GOAL: Take all the material and copy it exactly.

SUPPLIED DATA:
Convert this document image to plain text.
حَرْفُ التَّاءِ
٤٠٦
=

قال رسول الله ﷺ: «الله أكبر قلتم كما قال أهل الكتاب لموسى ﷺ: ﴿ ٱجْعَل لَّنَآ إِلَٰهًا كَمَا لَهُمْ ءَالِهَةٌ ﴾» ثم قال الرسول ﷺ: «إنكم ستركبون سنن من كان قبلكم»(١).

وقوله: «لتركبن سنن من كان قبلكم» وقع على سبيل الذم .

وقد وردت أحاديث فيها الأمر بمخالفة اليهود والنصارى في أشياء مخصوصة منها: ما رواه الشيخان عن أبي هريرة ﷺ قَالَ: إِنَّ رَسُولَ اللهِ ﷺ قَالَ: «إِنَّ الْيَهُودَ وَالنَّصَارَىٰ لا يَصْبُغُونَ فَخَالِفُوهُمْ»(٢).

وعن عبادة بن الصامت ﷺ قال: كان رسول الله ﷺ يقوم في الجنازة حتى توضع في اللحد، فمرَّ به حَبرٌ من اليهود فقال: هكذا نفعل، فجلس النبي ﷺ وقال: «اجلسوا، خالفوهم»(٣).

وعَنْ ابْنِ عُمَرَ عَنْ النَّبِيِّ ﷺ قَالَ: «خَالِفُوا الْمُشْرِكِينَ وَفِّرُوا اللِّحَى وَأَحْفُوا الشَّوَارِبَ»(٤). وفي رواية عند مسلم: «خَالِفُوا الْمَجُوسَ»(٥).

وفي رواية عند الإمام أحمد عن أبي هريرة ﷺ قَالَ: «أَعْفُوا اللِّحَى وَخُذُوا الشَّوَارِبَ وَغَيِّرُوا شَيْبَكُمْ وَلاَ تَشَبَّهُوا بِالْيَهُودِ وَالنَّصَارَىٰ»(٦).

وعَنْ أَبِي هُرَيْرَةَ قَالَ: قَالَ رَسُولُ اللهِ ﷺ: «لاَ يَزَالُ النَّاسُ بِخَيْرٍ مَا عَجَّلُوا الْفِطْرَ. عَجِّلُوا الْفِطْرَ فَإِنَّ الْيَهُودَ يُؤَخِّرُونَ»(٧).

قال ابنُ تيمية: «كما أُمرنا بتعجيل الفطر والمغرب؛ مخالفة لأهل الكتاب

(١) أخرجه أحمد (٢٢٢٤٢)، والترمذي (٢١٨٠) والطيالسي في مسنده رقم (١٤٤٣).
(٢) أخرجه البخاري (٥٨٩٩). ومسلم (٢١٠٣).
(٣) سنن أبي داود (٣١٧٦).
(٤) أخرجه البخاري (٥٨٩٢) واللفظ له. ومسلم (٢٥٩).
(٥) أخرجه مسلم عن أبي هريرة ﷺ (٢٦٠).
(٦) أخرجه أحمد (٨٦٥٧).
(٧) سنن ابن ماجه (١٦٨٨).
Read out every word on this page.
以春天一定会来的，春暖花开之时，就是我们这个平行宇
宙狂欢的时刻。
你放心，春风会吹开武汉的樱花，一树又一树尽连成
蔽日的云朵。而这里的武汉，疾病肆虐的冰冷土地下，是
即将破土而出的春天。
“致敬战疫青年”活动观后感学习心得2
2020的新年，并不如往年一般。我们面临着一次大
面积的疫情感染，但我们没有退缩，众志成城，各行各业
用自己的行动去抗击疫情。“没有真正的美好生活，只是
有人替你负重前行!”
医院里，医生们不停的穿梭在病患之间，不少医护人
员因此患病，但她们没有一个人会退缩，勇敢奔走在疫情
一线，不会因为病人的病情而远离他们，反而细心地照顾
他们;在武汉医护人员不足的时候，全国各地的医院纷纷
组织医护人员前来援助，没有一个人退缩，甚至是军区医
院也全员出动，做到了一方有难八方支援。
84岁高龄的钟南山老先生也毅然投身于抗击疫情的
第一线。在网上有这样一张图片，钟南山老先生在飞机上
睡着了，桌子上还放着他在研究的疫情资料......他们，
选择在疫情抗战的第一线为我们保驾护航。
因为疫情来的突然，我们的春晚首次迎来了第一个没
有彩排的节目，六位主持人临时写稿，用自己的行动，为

ANSWER FOR THIS EXERCISE:
Convert this document image to plain text.
حَرْفُ التَّاءِ
٤٠٦
=

قال رسول الله ﷺ: «الله أكبر قلتم كما قال أهل الكتاب لموسى ﷺ: ﴿ ٱجْعَل لَّنَآ إِلَٰهًا كَمَا لَهُمْ ءَالِهَةٌ ﴾» ثم قال الرسول ﷺ: «إنكم ستركبون سنن من كان قبلكم»(١).

وقوله: «لتركبن سنن من كان قبلكم» وقع على سبيل الذم .

وقد وردت أحاديث فيها الأمر بمخالفة اليهود والنصارى في أشياء مخصوصة منها: ما رواه الشيخان عن أبي هريرة ﷺ قَالَ: إِنَّ رَسُولَ اللهِ ﷺ قَالَ: «إِنَّ الْيَهُودَ وَالنَّصَارَىٰ لا يَصْبُغُونَ فَخَالِفُوهُمْ»(٢).

وعن عبادة بن الصامت ﷺ قال: كان رسول الله ﷺ يقوم في الجنازة حتى توضع في اللحد، فمرَّ به حَبرٌ من اليهود فقال: هكذا نفعل، فجلس النبي ﷺ وقال: «اجلسوا، خالفوهم»(٣).

وعَنْ ابْنِ عُمَرَ عَنْ النَّبِيِّ ﷺ قَالَ: «خَالِفُوا الْمُشْرِكِينَ وَفِّرُوا اللِّحَى وَأَحْفُوا الشَّوَارِبَ»(٤). وفي رواية عند مسلم: «خَالِفُوا الْمَجُوسَ»(٥).

وفي رواية عند الإمام أحمد عن أبي هريرة ﷺ قَالَ: «أَعْفُوا اللِّحَى وَخُذُوا الشَّوَارِبَ وَغَيِّرُوا شَيْبَكُمْ وَلاَ تَشَبَّهُوا بِالْيَهُودِ وَالنَّصَارَىٰ»(٦).

وعَنْ أَبِي هُرَيْرَةَ قَالَ: قَالَ رَسُولُ اللهِ ﷺ: «لاَ يَزَالُ النَّاسُ بِخَيْرٍ مَا عَجَّلُوا الْفِطْرَ. عَجِّلُوا الْفِطْرَ فَإِنَّ الْيَهُودَ يُؤَخِّرُونَ»(٧).

قال ابنُ تيمية: «كما أُمرنا بتعجيل الفطر والمغرب؛ مخالفة لأهل الكتاب

(١) أخرجه أحمد (٢٢٢٤٢)، والترمذي (٢١٨٠) والطيالسي في مسنده رقم (١٤٤٣).
(٢) أخرجه البخاري (٥٨٩٩). ومسلم (٢١٠٣).
(٣) سنن أبي داود (٣١٧٦).
(٤) أخرجه البخاري (٥٨٩٢) واللفظ له. ومسلم (٢٥٩).
(٥) أخرجه مسلم عن أبي هريرة ﷺ (٢٦٠).
(٦) أخرجه أحمد (٨٦٥٧).
(٧) سنن ابن ماجه (١٦٨٨).
Read out every word on this page.
以春天一定会来的，春暖花开之时，就是我们这个平行宇
宙狂欢的时刻。
你放心，春风会吹开武汉的樱花，一树又一树尽连成
蔽日的云朵。而这里的武汉，疾病肆虐的冰冷土地下，是
即将破土而出的春天。
“致敬战疫青年”活动观后感学习心得2
2020的新年，并不如往年一般。我们面临着一次大
面积的疫情感染，但我们没有退缩，众志成城，各行各业
用自己的行动去抗击疫情。“没有真正的美好生活，只是
有人替你负重前行!”
医院里，医生们不停的穿梭在病患之间，不少医护人
员因此患病，但她们没有一个人会退缩，勇敢奔走在疫情
一线，不会因为病人的病情而远离他们，反而细心地照顾
他们;在武汉医护人员不足的时候，全国各地的医院纷纷
组织医护人员前来援助，没有一个人退缩，甚至是军区医
院也全员出动，做到了一方有难八方支援。
84岁高龄的钟南山老先生也毅然投身于抗击疫情的
第一线。在网上有这样一张图片，钟南山老先生在飞机上
睡着了，桌子上还放着他在研究的疫情资料......他们，
选择在疫情抗战的第一线为我们保驾护航。
因为疫情来的突然，我们的春晚首次迎来了第一个没
有彩排的节目，六位主持人临时写稿，用自己的行动，为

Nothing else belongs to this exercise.